Reading text:
I also was really happy with autojump. but I had seen brief glimpses of my friends using zsh and it seemed to have really nice tab-completion.

so, zsh time it is!

okay i’m too lazy to write a true write up so i’ll just document what i did for my own reference.

install oh-my-zsh

i’m not sure why oh-my-zsh, but it seems nice. i think it includes a lot of powerful plugins (downloads and lets you one-line activate them).

https://ohmyz.sh

sh -c "$(curl -fsSL https://raw.githubusercontent.com/ohmyzsh/ohmyzsh/master/tools/install.sh)"

out of the bat — git aliases!

i had that in my bashrc manually, but in oh-my-zsh there’s a one-liner.

alias ga='git add'

and already we can see in ~/.zshrc  that we can do

plugins=(git)

and these aliases are included  in oh-my-zsh with that one line!

other oh-my-zsh plugins i enabled:

plugins=(git gitignore 
magic-enter
colorize
colored-man-pages
python
)

and then let’s overwrite that (rip) — use random stranger’s plugin pack

okay but i was missing my autojump, and i realized that there are still some manual steps to install extra fancy plugins. i didn’t want to do some comprehensive understanding of competion, tab completion, autocompletion of commands vs files vs folders, frequency-based or history, etc. i just wanted someone to pick a few. and all the different themes, wow.

hence then I used

https://github.com/gustavohellwig/gh-zsh

which includes zsh-completions and zsh-autosuggestions which are not in oh-my-zsh. (completions is in oh-my-zsh).

Supplied information:
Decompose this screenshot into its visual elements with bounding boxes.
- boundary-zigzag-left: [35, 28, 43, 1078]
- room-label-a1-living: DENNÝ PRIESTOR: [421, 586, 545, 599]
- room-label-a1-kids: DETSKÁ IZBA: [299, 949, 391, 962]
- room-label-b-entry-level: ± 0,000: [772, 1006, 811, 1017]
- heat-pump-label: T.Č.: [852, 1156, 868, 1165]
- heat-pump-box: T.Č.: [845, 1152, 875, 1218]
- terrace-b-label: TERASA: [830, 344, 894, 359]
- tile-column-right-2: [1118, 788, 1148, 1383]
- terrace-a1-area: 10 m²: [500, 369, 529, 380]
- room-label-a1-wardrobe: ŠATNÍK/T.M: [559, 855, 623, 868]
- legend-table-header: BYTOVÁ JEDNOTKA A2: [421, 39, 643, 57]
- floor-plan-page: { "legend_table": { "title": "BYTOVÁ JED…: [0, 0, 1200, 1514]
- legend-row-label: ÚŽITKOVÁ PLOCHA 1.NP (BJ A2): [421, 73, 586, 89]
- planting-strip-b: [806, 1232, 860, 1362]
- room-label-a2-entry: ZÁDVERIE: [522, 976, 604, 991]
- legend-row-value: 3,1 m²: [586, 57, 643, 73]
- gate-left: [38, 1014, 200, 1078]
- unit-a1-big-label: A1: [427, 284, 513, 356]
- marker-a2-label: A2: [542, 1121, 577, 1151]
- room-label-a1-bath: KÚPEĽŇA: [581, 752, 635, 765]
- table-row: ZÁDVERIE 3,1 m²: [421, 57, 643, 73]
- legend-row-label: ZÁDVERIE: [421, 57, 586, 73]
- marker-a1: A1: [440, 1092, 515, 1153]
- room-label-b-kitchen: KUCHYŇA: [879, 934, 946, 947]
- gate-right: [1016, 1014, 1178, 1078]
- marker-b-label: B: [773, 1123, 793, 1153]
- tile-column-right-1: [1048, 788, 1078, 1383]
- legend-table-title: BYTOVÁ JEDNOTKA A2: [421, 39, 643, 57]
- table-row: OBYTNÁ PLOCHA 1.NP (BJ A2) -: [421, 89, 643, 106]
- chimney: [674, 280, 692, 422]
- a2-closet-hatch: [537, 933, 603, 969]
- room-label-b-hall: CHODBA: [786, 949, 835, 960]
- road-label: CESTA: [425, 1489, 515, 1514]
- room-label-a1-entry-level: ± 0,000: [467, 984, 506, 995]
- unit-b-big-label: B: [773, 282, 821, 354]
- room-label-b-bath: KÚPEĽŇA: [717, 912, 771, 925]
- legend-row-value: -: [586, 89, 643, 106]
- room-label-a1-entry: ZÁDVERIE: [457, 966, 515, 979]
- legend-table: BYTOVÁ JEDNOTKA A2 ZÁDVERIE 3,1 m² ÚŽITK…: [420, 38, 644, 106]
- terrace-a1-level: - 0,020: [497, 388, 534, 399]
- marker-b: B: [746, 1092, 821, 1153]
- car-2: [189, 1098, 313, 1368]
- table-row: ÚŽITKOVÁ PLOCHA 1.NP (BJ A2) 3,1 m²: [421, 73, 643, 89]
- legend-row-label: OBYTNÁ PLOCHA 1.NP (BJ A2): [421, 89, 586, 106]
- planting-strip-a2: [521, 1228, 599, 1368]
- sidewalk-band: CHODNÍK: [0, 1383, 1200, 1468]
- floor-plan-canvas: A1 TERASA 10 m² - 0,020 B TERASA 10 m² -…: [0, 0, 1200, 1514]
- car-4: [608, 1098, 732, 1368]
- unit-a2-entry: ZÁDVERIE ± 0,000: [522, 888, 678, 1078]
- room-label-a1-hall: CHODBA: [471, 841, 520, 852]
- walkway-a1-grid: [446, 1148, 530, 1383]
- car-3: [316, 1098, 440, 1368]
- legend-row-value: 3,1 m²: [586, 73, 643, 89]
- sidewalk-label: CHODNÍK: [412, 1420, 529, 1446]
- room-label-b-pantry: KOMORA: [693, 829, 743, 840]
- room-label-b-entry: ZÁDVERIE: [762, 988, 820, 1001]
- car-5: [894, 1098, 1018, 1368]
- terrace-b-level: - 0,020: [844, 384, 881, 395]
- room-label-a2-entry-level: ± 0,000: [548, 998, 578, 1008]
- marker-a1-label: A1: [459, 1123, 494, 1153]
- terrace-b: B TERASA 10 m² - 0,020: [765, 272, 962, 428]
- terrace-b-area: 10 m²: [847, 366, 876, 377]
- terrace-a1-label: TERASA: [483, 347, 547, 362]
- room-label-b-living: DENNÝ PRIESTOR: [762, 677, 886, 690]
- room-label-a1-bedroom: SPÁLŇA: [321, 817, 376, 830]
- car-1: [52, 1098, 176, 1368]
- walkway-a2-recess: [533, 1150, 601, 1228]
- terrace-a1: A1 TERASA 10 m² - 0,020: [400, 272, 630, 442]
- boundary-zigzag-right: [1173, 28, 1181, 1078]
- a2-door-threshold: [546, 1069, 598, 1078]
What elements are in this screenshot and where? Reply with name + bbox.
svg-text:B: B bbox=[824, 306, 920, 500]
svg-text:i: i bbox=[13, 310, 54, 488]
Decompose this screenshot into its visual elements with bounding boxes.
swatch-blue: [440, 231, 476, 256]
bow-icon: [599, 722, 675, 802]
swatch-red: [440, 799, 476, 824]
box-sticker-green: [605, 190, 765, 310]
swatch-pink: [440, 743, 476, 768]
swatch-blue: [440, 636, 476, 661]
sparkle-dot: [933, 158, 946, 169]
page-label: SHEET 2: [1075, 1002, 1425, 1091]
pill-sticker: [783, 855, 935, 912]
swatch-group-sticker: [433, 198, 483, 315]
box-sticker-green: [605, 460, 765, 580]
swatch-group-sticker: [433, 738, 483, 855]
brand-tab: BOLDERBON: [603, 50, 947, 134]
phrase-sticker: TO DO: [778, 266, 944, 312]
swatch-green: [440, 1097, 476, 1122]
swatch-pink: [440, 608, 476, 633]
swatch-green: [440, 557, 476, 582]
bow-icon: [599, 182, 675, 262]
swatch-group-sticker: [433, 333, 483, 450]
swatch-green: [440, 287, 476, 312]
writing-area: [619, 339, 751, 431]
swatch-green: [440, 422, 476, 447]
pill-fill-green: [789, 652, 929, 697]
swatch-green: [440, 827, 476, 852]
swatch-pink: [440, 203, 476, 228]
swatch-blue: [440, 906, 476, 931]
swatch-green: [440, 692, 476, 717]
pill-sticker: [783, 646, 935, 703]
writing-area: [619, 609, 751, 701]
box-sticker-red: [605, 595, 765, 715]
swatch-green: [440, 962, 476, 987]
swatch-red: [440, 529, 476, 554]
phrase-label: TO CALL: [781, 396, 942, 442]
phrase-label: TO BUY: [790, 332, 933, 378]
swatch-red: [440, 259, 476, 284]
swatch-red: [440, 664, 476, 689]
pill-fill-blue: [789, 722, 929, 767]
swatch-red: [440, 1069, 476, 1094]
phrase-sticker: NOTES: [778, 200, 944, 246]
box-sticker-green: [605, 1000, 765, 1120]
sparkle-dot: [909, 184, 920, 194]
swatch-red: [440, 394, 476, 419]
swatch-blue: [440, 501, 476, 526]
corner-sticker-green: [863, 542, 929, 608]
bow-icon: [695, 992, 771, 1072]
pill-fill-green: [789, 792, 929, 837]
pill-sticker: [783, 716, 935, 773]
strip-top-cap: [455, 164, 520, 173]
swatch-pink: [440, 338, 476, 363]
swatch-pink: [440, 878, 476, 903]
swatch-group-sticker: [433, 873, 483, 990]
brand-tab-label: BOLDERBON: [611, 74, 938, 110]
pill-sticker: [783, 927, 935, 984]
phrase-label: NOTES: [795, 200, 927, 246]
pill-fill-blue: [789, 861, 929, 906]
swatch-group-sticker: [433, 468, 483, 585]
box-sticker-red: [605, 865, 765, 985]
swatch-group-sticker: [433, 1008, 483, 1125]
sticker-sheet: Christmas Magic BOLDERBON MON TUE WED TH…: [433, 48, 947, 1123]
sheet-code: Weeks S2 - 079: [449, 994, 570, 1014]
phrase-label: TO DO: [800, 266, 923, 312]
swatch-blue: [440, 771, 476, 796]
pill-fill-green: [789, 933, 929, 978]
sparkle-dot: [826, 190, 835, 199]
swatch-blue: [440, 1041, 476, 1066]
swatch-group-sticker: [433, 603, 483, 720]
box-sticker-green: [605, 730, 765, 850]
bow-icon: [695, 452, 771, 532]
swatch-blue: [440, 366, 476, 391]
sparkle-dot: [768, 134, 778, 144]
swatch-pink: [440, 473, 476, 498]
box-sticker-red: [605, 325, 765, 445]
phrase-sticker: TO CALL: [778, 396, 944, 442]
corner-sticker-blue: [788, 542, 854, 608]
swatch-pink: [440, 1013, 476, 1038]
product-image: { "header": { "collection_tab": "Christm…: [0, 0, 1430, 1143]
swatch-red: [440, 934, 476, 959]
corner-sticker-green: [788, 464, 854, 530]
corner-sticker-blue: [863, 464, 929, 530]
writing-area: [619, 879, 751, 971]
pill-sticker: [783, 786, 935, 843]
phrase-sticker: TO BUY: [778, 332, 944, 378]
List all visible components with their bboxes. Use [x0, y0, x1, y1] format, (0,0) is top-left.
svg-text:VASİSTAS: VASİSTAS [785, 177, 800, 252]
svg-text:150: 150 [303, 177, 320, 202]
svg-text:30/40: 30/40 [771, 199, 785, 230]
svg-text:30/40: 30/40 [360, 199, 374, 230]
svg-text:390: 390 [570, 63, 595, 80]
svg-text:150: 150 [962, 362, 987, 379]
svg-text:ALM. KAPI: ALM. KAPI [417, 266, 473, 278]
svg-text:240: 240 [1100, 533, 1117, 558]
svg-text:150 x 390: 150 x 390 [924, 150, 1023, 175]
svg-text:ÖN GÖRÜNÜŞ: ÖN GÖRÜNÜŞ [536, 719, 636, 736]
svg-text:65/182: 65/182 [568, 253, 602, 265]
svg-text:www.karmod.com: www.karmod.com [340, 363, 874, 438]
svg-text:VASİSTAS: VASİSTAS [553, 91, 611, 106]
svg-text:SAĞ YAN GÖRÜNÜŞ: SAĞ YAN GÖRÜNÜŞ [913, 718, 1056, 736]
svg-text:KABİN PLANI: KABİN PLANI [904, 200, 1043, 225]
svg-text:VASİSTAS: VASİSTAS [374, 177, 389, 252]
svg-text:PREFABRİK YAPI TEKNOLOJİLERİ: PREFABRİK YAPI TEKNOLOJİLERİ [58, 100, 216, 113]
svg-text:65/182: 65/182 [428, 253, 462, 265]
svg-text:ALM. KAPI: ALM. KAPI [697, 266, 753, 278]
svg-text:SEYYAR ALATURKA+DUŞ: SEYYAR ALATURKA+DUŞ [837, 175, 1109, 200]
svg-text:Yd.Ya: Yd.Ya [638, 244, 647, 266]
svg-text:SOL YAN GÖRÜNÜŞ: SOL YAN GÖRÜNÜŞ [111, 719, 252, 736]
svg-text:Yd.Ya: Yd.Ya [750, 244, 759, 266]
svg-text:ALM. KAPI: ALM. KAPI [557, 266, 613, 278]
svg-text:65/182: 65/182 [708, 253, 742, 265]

Work instructions:
- 1) List every plugin named in the "plugins=(git gitignore" line of the zsh setup notes.
- 2) Write the next part of the zsh setup notes, picking up after the sentence about zsh-completions and zsh-autosuggestions.
The material is not needed for what comes next.

Responses per task:
- 1) git, gitignore, magic-enter, colorize, colored-man-pages, python

- 2)
sudo curl -fsSL https://raw.githubusercontent.com/gustavohellwig/gh-zsh/main/gh-zsh.sh | bash

powerlevel10k — no need for other themes

most importantly, it includes a customizable theme called powerlevel10k. This actually walks you through creating a custom prompt  in detail — everything from what information you want on the right or left, do you want a timestamp (if so in what format), do you want minimalist or maximalist (with all the icons! and colored backgrounds!), if you want a two line prompt or not, how many colors you want, etc.

it was really cool actually!

p10k configure

after all that I ended up with

╭─ ~/Documents/projects/python_fun on main ········· at 22:48:40
╰─❯

okay but we need cats: editing the p10k prompt

very importantly, i then spent a while figuring out how to add a cat back into my prompt.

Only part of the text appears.